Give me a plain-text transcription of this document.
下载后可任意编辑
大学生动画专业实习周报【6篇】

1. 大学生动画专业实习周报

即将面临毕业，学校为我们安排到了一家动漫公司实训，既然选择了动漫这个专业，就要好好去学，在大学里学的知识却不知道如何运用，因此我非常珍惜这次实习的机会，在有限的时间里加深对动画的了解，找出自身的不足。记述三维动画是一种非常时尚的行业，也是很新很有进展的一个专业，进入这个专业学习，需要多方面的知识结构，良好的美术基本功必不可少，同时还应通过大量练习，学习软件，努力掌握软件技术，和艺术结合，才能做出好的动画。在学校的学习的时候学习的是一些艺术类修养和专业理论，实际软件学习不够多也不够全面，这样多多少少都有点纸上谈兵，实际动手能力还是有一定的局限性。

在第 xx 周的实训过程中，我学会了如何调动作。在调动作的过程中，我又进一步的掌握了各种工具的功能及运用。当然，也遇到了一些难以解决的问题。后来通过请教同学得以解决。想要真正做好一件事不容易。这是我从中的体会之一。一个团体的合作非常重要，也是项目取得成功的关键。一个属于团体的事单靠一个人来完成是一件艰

------

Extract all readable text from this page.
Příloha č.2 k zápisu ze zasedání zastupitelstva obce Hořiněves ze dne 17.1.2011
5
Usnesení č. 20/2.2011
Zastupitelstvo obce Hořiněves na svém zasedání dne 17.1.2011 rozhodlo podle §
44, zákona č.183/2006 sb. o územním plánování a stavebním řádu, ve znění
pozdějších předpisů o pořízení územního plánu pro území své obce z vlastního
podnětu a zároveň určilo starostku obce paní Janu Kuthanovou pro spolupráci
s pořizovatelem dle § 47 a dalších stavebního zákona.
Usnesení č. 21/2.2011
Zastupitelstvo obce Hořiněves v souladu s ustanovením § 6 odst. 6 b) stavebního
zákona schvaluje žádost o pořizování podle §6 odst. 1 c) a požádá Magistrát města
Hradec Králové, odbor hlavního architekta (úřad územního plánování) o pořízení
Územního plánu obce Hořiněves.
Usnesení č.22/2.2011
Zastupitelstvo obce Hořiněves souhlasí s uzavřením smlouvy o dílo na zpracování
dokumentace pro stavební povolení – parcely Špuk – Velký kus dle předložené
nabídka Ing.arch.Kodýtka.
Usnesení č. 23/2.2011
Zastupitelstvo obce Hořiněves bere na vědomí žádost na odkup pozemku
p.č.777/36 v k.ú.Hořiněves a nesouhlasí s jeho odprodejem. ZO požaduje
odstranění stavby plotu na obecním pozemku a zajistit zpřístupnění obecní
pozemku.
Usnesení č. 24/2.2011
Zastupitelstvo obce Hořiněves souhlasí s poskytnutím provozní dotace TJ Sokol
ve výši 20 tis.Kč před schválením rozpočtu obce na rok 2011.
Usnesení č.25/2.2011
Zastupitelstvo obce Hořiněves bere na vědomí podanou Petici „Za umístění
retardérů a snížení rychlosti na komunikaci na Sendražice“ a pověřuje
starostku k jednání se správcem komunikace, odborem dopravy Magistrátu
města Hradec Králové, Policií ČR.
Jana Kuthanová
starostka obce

------

● **Task details**: Identify every line holding the word "plánování" and copy it out.

● **Reply to the task**:
44, zákona č.183/2006 sb. o územním plánování a stavebním řádu, ve znění
Hradec Králové, odbor hlavního architekta (úřad územního plánování) o pořízení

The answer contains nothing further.